▶ Given records
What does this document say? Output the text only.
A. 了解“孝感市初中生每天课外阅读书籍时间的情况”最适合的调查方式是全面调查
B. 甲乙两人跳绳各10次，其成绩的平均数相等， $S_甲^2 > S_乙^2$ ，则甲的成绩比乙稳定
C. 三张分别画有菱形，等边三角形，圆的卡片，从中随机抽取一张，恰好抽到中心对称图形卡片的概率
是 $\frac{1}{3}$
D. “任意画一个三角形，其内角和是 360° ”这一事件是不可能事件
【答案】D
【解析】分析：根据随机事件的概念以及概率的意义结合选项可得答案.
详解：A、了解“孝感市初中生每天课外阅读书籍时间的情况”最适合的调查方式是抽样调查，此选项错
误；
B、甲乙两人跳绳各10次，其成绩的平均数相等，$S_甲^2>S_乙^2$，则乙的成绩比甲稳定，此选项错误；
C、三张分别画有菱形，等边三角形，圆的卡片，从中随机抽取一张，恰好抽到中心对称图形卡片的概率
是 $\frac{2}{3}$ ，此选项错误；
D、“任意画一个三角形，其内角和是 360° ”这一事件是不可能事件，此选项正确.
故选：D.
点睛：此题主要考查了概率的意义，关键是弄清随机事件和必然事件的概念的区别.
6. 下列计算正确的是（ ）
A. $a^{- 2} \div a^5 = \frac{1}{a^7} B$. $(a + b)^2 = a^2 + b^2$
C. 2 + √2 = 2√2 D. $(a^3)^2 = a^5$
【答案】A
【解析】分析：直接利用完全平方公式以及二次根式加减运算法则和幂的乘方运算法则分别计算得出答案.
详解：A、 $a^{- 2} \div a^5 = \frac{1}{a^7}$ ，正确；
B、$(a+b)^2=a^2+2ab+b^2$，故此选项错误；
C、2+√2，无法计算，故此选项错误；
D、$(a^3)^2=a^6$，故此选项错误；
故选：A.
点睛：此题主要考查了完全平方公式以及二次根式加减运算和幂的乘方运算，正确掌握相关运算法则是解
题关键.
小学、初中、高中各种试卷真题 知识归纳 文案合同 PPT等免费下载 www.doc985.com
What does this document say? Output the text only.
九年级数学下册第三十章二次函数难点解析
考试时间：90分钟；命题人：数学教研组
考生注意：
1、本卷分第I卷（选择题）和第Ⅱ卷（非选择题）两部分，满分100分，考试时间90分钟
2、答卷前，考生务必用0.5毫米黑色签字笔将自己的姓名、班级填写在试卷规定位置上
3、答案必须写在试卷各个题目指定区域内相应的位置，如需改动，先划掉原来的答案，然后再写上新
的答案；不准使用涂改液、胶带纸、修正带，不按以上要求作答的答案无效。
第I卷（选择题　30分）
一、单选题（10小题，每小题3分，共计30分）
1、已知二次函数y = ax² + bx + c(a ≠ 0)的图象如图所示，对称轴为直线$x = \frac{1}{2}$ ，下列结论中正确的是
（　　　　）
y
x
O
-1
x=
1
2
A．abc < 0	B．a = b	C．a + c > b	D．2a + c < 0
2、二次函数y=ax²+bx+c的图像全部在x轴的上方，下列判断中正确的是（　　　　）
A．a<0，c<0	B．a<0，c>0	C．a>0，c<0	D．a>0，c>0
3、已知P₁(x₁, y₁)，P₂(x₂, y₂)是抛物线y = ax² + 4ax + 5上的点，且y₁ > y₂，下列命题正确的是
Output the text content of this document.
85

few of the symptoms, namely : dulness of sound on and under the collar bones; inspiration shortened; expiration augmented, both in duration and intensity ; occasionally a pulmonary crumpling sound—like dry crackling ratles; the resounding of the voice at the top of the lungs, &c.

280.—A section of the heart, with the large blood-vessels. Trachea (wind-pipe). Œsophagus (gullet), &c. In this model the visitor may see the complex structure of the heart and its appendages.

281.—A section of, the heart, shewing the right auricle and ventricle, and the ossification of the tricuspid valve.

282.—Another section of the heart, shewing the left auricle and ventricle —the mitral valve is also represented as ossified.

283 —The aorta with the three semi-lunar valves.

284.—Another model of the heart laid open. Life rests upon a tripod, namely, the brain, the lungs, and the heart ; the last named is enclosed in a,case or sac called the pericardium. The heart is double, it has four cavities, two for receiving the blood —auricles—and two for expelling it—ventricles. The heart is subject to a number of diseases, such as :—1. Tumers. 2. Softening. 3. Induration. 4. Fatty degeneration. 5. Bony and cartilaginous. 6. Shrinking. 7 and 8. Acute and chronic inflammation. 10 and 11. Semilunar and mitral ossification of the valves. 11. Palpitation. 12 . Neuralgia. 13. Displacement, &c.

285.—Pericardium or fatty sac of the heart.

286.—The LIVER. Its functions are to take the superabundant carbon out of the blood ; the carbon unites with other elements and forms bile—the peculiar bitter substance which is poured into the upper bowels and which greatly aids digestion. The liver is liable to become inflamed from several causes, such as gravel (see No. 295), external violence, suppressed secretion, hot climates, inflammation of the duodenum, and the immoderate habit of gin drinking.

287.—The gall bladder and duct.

▶ What you should do
Go through the material and copy out every line with "圆的卡片" in it.

▶ Output below
C. 三张分别画有菱形，等边三角形，圆的卡片，从中随机抽取一张，恰好抽到中心对称图形卡片的概率
C、三张分别画有菱形，等边三角形，圆的卡片，从中随机抽取一张，恰好抽到中心对称图形卡片的概率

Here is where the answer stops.